§ Task requirements: Which lines in the material below contain the word "name"? Copy each of them.

§ Material to process:

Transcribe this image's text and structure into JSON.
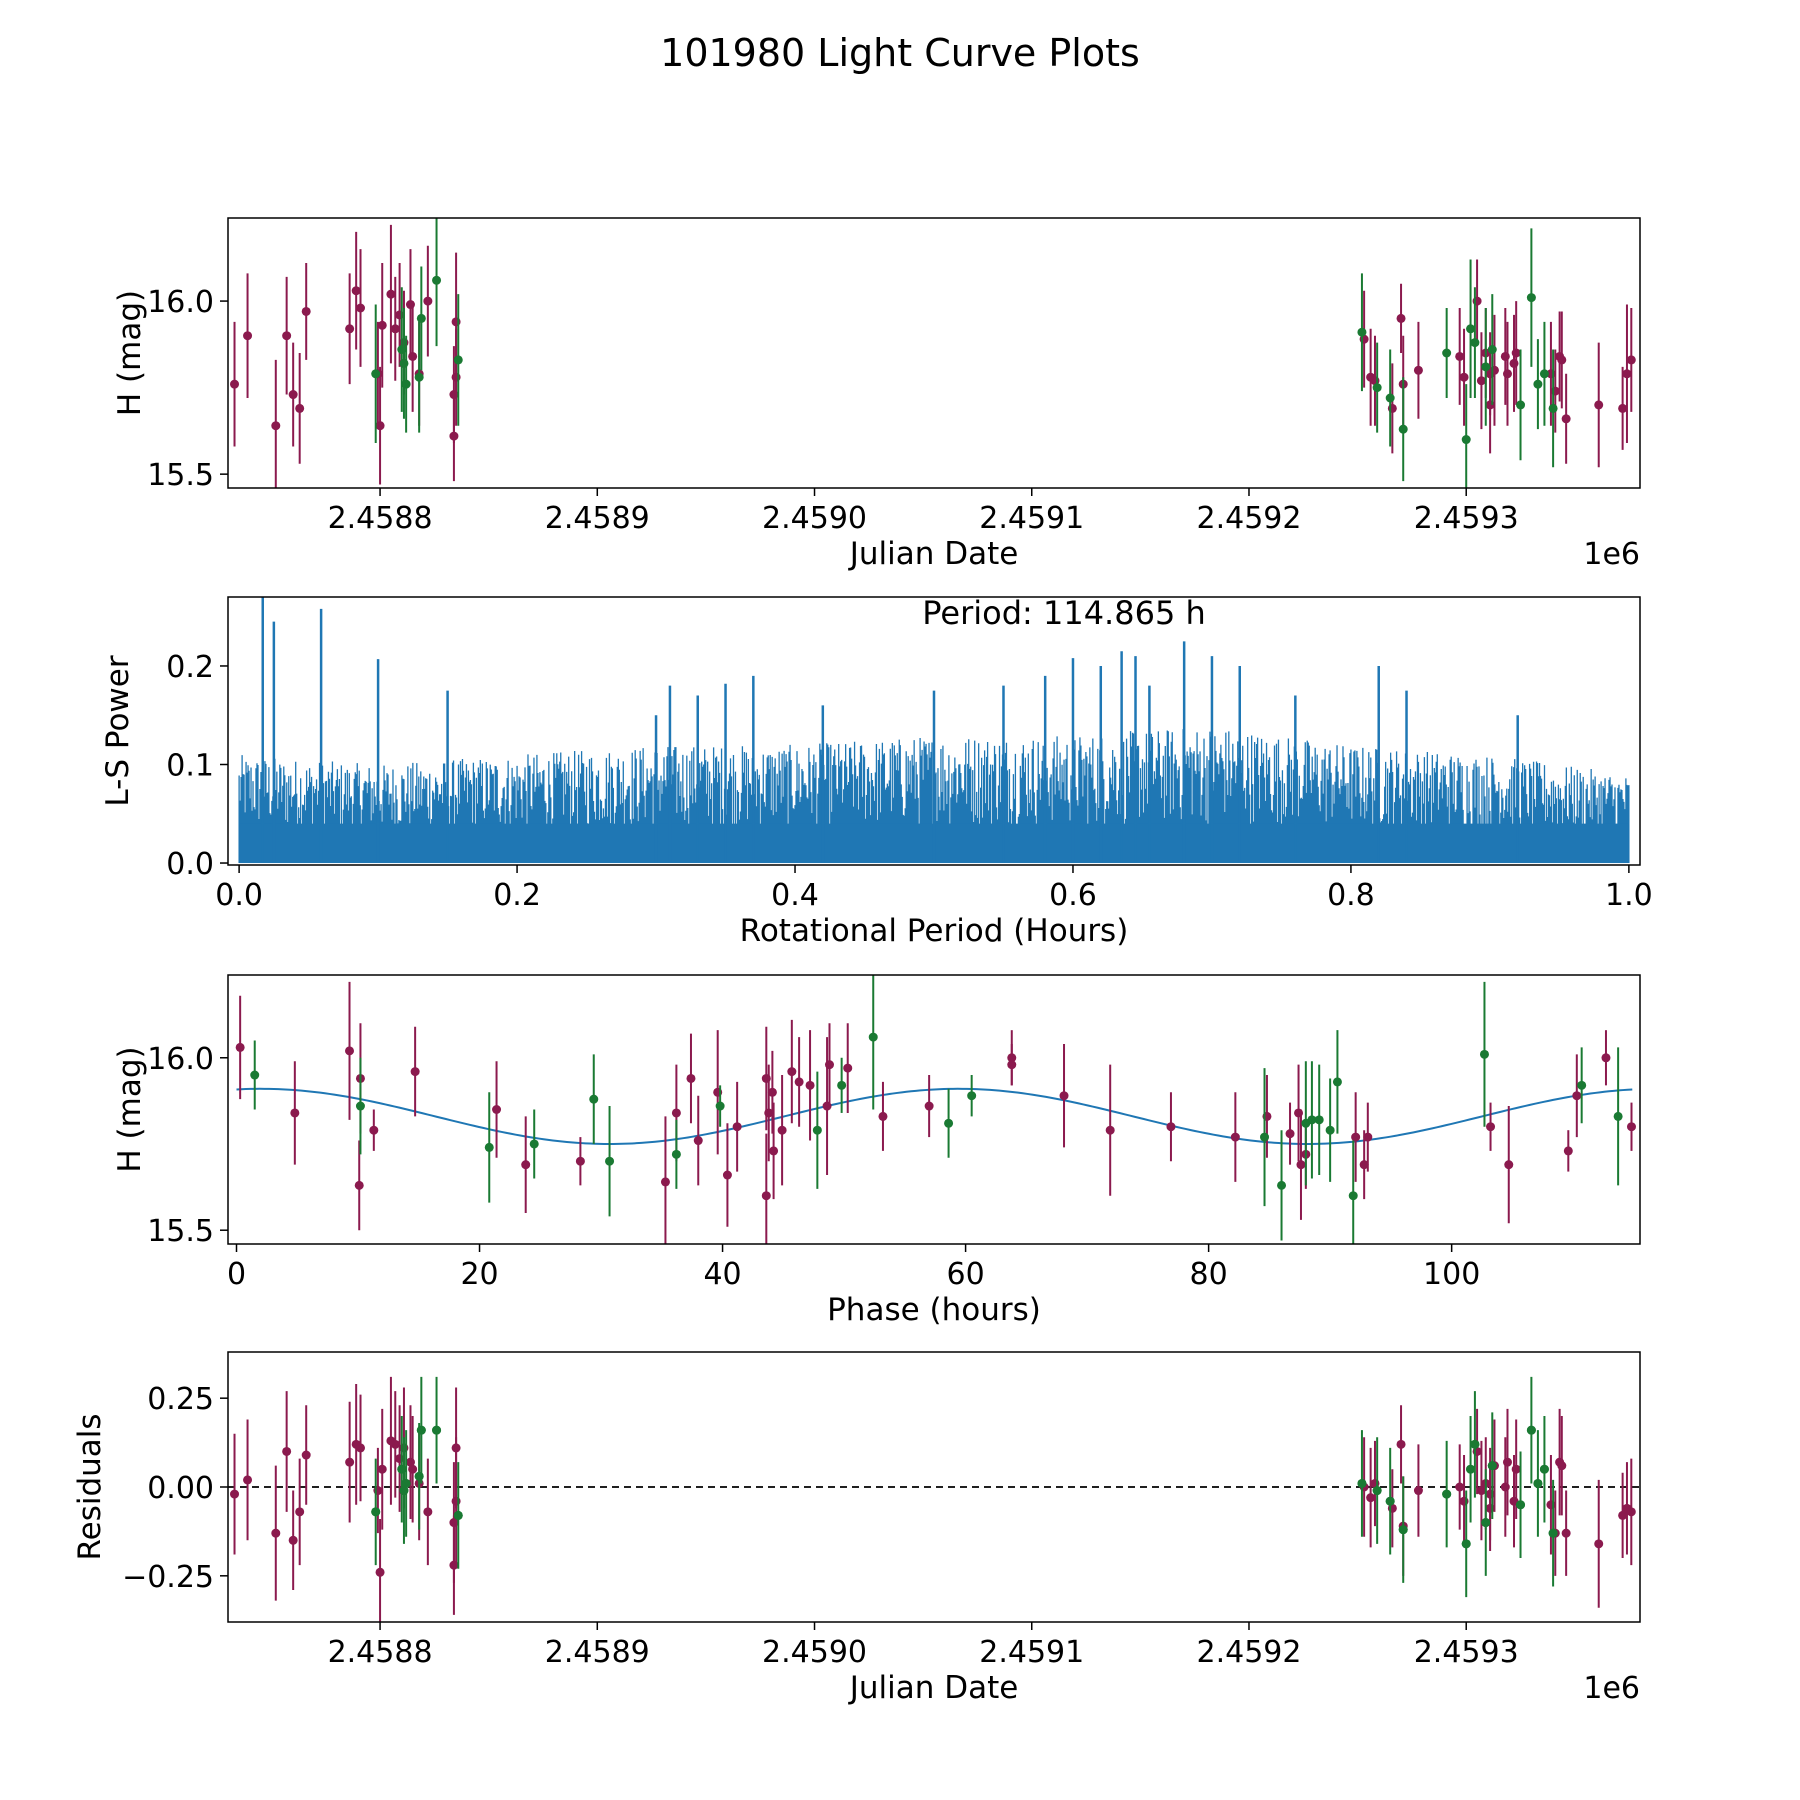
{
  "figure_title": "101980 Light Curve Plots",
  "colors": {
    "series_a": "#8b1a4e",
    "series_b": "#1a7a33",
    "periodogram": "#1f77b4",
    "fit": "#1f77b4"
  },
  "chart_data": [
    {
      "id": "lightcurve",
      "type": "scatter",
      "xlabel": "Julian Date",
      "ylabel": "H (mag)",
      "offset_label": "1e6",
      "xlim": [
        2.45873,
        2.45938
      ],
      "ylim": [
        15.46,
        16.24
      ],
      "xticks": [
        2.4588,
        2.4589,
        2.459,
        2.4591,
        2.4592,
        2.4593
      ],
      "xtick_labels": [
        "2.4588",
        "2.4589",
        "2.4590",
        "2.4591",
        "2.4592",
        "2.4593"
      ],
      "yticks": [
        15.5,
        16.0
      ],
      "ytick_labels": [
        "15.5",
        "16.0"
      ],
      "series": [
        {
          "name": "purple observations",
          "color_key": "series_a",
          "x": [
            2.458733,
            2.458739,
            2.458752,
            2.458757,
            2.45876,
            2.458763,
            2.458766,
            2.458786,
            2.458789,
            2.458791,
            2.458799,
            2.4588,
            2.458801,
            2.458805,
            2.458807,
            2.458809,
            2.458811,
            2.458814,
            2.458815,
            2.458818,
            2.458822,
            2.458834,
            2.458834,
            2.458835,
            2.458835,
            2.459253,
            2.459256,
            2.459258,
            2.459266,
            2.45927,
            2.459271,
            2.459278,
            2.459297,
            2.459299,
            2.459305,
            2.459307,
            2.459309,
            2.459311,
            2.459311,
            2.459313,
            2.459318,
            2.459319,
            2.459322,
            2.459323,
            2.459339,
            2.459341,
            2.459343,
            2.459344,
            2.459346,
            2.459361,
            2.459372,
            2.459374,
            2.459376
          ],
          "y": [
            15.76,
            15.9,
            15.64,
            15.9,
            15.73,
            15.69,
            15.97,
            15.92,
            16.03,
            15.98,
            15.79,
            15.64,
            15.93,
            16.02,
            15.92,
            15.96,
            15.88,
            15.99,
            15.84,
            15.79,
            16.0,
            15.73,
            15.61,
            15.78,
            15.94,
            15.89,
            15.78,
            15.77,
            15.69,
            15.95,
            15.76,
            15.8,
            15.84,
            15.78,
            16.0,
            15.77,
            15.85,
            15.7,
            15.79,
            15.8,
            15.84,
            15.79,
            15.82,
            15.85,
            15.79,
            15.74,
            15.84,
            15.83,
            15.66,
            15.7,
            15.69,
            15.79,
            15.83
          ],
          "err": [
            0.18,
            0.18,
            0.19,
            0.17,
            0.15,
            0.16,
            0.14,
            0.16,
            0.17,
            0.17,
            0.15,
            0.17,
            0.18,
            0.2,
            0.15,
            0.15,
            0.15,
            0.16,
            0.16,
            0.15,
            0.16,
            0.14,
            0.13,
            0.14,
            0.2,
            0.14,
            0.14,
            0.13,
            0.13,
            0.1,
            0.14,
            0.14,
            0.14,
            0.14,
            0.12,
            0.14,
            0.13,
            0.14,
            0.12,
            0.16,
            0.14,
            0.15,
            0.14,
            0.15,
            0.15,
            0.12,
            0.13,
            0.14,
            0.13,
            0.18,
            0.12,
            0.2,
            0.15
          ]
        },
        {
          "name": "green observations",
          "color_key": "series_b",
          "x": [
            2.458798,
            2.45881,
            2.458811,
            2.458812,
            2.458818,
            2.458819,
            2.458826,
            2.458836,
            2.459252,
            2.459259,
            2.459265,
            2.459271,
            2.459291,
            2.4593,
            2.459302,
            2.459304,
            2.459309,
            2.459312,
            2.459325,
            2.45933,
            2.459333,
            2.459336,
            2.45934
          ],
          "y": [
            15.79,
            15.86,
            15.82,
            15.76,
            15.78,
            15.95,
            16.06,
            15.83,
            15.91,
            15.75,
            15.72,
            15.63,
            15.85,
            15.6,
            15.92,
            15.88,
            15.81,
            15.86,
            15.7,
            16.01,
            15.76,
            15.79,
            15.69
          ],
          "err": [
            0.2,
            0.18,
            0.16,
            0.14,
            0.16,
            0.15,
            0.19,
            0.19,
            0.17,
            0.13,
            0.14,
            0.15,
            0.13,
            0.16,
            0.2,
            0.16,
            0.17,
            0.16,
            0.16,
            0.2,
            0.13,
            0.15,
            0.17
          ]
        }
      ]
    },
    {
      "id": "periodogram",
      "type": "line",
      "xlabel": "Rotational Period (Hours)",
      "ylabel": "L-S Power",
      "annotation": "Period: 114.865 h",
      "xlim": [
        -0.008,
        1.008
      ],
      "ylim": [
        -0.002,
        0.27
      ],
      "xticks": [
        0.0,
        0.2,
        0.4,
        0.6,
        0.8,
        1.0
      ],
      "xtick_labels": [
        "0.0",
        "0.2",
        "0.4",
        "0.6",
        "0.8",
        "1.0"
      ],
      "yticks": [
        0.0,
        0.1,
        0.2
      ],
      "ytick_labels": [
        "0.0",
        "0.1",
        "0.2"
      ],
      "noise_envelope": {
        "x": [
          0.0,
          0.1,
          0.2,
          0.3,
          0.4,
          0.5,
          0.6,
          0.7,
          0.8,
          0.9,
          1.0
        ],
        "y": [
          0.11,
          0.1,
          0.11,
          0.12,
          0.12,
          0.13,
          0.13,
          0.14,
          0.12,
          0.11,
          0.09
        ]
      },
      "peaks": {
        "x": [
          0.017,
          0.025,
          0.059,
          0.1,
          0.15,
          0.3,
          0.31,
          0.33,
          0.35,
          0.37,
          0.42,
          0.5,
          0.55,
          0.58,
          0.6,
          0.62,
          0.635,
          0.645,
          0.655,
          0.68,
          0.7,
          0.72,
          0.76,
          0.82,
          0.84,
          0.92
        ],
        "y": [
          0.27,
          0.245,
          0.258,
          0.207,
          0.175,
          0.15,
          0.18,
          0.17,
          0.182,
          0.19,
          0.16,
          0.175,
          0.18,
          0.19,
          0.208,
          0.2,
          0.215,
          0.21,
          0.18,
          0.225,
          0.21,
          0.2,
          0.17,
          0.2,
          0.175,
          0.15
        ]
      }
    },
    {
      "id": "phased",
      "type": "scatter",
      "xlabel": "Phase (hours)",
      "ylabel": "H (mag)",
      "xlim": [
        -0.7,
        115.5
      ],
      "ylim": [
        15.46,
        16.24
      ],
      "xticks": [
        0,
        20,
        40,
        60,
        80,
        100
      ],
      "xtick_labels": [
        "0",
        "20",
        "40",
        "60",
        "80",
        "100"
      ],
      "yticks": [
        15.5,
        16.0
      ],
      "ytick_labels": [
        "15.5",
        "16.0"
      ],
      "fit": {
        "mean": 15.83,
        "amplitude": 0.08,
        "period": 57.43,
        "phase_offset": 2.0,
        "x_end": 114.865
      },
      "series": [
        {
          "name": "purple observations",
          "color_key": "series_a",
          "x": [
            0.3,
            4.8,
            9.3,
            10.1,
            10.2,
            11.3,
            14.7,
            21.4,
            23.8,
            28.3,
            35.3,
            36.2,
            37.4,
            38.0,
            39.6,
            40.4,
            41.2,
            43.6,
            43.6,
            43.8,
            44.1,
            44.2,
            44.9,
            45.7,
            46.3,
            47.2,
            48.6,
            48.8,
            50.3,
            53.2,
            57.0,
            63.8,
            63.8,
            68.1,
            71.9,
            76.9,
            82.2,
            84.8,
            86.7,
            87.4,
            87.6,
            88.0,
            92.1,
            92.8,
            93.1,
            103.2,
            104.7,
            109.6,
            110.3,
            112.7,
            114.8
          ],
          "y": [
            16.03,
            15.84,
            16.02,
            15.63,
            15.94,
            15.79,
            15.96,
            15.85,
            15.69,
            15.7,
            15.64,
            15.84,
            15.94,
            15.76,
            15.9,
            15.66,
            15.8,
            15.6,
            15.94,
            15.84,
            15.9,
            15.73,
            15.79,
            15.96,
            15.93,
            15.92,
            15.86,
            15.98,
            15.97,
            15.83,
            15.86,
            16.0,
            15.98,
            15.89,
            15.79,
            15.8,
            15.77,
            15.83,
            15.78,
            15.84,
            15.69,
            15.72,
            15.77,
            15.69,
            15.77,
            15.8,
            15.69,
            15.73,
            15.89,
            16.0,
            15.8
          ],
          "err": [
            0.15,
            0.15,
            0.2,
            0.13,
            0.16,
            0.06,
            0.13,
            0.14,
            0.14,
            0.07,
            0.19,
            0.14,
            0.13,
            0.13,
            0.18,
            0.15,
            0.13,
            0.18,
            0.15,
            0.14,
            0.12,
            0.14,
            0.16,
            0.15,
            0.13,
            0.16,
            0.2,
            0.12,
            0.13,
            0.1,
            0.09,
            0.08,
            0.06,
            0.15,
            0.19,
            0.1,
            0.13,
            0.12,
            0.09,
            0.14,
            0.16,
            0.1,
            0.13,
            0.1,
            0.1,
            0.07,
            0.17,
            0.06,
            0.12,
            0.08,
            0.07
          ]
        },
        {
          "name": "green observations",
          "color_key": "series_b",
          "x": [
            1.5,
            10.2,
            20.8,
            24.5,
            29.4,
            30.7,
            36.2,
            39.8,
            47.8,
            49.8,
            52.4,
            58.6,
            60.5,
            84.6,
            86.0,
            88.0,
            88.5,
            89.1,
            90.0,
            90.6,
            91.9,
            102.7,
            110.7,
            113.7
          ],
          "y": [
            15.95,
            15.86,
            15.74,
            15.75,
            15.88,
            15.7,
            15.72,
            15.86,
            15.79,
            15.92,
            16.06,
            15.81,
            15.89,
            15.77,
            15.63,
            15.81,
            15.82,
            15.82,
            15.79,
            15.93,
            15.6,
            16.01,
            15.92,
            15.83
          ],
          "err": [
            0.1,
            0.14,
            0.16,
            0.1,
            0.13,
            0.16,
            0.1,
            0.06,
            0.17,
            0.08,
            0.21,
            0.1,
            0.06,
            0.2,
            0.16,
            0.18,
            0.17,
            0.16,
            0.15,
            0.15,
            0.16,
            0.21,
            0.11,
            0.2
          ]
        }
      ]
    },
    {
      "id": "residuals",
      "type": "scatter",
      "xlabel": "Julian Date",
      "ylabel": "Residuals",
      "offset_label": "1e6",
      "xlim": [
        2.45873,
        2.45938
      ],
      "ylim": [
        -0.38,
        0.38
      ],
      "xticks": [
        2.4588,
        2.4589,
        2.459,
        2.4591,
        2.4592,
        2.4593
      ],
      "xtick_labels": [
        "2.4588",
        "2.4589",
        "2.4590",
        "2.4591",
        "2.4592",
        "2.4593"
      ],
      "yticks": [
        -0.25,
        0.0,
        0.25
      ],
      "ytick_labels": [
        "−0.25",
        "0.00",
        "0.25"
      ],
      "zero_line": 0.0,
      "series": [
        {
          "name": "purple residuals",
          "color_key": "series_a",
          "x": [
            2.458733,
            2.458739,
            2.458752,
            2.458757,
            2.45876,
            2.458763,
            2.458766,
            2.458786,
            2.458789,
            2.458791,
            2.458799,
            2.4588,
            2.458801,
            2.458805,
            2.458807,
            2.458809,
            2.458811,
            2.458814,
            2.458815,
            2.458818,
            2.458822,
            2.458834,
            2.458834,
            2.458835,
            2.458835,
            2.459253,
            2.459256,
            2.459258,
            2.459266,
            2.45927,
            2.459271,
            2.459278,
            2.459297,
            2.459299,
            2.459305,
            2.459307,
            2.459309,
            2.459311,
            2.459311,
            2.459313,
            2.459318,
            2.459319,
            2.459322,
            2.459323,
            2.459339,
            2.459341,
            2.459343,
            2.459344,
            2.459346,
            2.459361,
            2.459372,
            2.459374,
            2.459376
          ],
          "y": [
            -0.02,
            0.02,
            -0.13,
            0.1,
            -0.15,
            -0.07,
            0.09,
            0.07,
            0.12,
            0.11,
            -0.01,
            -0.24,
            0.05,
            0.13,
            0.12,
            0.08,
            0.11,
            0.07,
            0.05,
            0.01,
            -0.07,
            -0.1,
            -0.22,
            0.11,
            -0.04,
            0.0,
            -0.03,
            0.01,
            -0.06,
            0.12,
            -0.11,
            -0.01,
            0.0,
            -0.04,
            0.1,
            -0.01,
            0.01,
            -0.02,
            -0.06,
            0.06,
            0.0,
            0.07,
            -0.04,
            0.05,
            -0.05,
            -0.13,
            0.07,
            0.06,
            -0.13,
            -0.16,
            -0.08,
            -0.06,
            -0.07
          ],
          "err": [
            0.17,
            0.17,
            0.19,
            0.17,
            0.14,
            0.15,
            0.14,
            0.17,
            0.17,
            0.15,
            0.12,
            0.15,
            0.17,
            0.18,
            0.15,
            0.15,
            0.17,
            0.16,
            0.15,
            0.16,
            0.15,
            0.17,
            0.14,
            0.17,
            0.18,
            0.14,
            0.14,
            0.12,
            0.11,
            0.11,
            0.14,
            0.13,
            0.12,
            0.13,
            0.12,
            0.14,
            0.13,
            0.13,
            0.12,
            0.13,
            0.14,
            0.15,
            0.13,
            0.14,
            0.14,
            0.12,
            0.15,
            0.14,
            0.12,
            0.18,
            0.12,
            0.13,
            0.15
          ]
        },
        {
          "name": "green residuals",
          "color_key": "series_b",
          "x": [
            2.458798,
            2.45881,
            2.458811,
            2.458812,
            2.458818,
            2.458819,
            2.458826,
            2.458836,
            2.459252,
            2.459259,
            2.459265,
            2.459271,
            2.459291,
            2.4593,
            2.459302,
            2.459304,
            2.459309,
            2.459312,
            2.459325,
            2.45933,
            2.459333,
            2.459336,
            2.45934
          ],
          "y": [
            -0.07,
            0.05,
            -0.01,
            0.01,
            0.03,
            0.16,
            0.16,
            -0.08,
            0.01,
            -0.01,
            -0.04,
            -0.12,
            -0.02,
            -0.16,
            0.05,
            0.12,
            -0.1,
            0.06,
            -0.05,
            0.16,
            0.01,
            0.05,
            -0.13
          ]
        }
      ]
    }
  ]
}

---

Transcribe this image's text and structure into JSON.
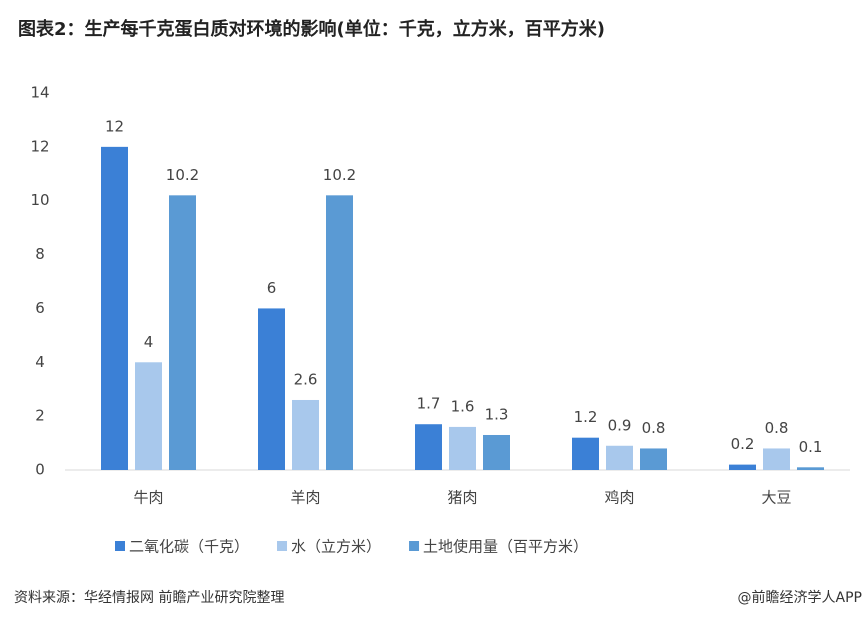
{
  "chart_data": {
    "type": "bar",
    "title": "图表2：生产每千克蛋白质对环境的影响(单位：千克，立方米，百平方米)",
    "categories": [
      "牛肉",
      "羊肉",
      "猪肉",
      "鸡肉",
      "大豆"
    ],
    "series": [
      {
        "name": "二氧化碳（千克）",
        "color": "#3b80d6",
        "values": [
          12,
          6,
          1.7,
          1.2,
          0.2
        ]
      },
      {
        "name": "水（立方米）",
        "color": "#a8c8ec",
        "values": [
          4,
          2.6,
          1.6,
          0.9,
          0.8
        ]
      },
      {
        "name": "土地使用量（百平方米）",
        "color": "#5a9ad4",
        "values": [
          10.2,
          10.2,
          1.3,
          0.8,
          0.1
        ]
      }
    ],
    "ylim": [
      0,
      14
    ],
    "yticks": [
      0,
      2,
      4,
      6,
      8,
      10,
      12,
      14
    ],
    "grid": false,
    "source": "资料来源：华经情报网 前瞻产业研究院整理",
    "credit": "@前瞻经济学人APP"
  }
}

§ Expected answer:
          "name": "purple observations",
          "name": "green observations",
          "name": "purple observations",
          "name": "green observations",
          "name": "purple residuals",
          "name": "green residuals",
        "name": "二氧化碳（千克）",
        "name": "水（立方米）",
        "name": "土地使用量（百平方米）",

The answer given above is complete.